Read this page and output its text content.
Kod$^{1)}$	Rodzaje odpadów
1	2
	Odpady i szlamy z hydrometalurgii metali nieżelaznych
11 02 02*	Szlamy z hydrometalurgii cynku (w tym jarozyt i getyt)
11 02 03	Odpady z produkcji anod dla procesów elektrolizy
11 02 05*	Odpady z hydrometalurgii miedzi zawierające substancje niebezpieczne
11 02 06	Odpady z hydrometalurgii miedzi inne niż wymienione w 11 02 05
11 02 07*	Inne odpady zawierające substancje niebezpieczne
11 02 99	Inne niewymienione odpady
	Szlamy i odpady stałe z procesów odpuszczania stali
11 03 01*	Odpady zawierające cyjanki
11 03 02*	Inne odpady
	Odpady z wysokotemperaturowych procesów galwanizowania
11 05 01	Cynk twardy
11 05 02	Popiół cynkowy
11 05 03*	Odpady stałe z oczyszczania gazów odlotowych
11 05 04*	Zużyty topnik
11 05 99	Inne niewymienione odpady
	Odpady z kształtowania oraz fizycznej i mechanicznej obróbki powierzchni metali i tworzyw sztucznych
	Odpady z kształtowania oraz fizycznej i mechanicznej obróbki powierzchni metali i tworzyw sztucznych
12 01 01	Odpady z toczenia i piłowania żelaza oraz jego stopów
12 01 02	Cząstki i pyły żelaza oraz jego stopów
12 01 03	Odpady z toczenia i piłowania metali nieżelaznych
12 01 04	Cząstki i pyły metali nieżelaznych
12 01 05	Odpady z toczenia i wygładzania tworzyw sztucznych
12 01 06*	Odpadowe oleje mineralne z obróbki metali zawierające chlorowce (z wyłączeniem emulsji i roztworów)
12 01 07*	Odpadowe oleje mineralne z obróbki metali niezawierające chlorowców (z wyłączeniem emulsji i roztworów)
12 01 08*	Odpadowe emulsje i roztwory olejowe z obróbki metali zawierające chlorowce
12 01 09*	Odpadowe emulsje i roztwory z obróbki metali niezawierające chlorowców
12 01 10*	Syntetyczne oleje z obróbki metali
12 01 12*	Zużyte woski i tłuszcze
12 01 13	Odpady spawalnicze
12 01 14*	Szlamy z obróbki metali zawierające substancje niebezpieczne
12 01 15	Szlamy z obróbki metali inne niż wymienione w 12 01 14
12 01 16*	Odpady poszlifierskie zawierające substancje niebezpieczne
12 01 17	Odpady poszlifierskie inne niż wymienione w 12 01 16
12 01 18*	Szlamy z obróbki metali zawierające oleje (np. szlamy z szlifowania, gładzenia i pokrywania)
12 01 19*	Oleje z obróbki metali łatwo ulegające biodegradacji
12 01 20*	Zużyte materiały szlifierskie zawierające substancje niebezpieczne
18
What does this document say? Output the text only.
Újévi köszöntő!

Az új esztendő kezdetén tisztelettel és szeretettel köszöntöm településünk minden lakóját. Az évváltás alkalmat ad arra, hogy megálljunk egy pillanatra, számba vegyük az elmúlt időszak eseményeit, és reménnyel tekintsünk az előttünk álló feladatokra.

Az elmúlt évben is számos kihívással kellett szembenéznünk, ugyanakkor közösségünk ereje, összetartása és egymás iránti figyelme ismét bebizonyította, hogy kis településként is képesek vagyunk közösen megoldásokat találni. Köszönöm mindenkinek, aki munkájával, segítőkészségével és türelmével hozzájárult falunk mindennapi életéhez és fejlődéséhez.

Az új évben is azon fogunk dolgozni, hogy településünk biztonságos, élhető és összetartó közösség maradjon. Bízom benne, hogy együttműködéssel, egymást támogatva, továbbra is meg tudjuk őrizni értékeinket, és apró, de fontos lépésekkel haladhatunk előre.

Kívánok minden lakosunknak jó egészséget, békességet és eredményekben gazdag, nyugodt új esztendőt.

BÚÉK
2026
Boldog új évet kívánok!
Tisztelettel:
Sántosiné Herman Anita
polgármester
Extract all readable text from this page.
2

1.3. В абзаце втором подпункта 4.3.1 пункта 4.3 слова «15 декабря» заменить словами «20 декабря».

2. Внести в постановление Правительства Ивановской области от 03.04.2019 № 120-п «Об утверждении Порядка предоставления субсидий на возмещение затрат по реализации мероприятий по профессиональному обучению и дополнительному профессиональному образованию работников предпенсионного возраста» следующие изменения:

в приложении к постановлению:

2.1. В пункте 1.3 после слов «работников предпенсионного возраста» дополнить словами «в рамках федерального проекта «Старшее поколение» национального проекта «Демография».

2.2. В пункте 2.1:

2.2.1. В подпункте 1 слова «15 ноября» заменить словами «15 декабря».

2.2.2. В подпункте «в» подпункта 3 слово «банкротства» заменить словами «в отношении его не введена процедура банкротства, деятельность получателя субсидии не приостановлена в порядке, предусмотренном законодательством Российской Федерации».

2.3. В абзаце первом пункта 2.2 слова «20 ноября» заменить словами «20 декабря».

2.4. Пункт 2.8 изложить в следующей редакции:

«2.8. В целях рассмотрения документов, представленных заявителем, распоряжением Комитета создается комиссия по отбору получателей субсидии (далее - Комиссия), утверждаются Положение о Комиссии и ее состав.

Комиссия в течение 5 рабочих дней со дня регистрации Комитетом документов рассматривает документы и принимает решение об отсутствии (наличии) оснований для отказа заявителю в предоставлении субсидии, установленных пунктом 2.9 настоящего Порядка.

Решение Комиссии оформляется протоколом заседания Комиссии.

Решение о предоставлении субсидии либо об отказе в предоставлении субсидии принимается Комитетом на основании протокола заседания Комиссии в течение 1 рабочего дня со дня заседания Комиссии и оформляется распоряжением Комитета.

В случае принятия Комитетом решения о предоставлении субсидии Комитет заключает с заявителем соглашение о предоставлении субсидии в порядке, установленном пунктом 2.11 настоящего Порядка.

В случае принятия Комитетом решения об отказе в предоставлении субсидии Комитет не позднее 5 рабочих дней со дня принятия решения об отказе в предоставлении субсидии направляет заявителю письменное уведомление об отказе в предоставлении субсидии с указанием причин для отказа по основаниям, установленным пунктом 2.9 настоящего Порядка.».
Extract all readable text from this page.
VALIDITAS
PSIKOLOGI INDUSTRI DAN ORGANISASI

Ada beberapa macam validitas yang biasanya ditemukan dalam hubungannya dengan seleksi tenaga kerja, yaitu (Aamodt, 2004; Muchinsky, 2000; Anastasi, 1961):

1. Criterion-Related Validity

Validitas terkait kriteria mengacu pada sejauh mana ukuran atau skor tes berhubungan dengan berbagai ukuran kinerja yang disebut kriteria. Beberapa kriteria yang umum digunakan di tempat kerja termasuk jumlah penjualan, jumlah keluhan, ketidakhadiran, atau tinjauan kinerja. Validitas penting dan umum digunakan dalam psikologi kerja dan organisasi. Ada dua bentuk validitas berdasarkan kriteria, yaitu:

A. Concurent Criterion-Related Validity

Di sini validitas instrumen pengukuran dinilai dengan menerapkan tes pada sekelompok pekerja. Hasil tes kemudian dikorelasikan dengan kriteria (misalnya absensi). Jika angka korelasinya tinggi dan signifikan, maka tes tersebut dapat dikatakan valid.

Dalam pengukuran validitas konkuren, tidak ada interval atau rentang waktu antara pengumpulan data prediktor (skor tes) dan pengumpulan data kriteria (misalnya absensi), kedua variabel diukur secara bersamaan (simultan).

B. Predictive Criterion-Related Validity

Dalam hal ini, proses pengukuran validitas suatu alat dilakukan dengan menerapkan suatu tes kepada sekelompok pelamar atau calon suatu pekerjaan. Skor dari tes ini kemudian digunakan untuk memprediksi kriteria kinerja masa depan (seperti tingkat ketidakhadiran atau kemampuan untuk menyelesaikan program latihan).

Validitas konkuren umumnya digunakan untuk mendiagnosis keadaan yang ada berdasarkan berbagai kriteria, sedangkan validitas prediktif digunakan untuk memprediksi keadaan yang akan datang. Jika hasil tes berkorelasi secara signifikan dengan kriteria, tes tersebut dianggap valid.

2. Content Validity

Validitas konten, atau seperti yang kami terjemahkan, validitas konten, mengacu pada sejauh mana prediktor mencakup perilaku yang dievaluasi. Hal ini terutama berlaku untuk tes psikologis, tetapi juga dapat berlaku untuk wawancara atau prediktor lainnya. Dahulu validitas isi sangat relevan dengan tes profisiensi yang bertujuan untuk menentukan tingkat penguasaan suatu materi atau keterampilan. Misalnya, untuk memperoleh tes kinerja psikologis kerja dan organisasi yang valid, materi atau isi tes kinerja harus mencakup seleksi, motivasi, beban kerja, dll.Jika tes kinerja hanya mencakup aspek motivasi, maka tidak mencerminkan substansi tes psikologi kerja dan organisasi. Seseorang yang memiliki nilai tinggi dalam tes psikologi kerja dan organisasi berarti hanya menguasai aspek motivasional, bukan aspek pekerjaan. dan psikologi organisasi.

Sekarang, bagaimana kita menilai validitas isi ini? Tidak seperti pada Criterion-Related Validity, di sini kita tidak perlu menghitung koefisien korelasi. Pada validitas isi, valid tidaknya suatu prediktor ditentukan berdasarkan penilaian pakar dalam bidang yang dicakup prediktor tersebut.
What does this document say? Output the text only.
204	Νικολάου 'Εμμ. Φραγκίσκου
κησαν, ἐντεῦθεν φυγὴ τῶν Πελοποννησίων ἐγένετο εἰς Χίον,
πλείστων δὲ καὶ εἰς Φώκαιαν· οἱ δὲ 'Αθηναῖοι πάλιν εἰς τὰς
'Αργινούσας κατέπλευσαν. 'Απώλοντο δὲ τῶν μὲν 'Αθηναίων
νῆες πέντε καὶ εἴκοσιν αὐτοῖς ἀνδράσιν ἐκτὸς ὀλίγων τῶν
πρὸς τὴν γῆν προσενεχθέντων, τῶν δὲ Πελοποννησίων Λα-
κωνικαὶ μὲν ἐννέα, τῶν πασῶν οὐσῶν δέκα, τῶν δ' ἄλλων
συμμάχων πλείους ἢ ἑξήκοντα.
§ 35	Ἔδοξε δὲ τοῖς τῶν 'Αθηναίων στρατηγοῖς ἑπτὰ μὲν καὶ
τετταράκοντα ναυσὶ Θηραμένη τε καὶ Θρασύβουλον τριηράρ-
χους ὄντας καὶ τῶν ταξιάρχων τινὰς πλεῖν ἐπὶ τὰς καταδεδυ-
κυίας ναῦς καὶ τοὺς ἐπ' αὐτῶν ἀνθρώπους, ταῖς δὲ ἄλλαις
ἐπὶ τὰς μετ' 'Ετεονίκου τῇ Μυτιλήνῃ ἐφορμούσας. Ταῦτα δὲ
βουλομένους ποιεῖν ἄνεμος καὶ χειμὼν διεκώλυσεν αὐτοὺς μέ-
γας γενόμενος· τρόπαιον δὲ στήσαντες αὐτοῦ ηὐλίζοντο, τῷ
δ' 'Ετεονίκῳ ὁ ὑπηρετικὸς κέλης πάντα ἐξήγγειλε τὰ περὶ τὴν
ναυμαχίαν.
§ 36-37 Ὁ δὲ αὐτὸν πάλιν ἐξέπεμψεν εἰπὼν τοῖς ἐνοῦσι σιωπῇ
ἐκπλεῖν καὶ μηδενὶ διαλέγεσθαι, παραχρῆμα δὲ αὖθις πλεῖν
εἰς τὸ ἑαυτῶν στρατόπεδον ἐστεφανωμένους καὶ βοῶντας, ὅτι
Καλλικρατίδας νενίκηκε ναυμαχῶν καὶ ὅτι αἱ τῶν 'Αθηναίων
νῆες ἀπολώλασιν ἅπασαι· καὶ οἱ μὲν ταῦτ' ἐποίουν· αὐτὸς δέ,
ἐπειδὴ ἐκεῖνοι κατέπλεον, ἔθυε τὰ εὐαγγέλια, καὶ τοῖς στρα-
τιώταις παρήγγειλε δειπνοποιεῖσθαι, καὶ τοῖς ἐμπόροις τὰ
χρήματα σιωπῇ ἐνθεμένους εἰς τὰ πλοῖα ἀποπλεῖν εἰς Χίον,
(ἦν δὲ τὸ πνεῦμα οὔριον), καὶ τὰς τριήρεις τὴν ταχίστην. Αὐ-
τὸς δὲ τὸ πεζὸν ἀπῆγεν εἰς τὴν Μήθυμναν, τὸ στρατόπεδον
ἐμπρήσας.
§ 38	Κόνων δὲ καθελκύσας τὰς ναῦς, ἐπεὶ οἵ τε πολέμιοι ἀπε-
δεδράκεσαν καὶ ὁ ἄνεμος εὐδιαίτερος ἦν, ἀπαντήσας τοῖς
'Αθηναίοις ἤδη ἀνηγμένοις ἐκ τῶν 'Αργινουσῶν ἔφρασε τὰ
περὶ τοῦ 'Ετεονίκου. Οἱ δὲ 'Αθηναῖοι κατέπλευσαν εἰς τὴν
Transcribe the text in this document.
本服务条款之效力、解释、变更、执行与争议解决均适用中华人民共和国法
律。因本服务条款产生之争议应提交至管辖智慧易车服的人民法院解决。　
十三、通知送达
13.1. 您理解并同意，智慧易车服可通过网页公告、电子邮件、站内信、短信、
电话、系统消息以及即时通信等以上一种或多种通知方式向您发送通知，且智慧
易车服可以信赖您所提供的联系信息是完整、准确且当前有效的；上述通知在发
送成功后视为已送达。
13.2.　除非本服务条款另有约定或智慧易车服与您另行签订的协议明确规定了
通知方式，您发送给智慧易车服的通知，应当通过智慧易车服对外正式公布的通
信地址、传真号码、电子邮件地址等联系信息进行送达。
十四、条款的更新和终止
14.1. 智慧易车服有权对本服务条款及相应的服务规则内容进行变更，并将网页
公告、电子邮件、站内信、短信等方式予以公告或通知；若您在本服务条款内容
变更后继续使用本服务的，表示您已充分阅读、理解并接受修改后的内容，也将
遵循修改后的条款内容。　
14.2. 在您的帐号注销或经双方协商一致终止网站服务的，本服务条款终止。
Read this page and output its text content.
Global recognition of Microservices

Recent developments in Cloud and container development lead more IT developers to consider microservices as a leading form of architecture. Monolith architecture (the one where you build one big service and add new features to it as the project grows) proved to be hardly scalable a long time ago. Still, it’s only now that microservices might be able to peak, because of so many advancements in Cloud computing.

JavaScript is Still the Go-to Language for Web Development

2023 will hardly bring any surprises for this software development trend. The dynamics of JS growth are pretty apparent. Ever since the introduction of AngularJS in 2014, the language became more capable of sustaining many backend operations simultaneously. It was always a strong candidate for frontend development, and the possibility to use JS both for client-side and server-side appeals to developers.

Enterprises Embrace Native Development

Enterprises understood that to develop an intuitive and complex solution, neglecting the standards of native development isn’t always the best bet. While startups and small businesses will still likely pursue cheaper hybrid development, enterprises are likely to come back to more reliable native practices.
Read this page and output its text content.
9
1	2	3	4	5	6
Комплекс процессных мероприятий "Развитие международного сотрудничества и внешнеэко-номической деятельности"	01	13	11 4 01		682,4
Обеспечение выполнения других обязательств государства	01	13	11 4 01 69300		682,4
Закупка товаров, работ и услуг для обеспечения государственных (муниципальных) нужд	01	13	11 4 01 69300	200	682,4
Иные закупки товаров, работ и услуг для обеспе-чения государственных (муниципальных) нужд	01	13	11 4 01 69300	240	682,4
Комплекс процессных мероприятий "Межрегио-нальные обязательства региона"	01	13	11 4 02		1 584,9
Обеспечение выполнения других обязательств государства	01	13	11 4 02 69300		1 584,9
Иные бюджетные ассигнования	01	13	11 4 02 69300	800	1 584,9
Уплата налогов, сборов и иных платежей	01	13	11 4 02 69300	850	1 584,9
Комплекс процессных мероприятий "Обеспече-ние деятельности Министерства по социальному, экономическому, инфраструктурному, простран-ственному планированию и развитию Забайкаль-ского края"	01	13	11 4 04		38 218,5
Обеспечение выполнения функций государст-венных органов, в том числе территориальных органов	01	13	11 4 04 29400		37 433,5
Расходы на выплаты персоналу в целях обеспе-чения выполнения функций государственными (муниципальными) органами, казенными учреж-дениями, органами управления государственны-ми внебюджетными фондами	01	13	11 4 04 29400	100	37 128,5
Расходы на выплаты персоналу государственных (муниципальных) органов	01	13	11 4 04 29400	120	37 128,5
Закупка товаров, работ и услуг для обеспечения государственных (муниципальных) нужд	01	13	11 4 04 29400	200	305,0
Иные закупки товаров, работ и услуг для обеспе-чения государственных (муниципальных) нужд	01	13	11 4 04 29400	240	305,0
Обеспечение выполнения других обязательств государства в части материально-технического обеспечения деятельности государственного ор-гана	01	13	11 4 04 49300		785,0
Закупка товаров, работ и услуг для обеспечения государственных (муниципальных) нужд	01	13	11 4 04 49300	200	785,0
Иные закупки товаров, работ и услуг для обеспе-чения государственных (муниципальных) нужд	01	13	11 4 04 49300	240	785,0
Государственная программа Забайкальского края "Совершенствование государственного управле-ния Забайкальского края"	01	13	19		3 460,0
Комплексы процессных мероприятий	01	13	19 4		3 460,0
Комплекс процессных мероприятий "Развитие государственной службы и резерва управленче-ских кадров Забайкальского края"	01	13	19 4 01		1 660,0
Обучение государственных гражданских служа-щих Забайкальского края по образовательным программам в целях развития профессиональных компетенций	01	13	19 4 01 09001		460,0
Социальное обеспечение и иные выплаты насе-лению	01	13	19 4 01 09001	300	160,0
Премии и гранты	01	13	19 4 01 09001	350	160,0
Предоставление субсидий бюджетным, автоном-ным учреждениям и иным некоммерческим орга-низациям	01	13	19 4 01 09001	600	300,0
⁂
— Instructions to follow —
Using the listing, collect all lines in which the string "νῆες" is found.

— Reply —
νῆες πέντε καὶ εἴκοσιν αὐτοῖς ἀνδράσιν ἐκτὸς ὀλίγων τῶν
νῆες ἀπολώλασιν ἅπασαι· καὶ οἱ μὲν ταῦτ' ἐποίουν· αὐτὸς δέ,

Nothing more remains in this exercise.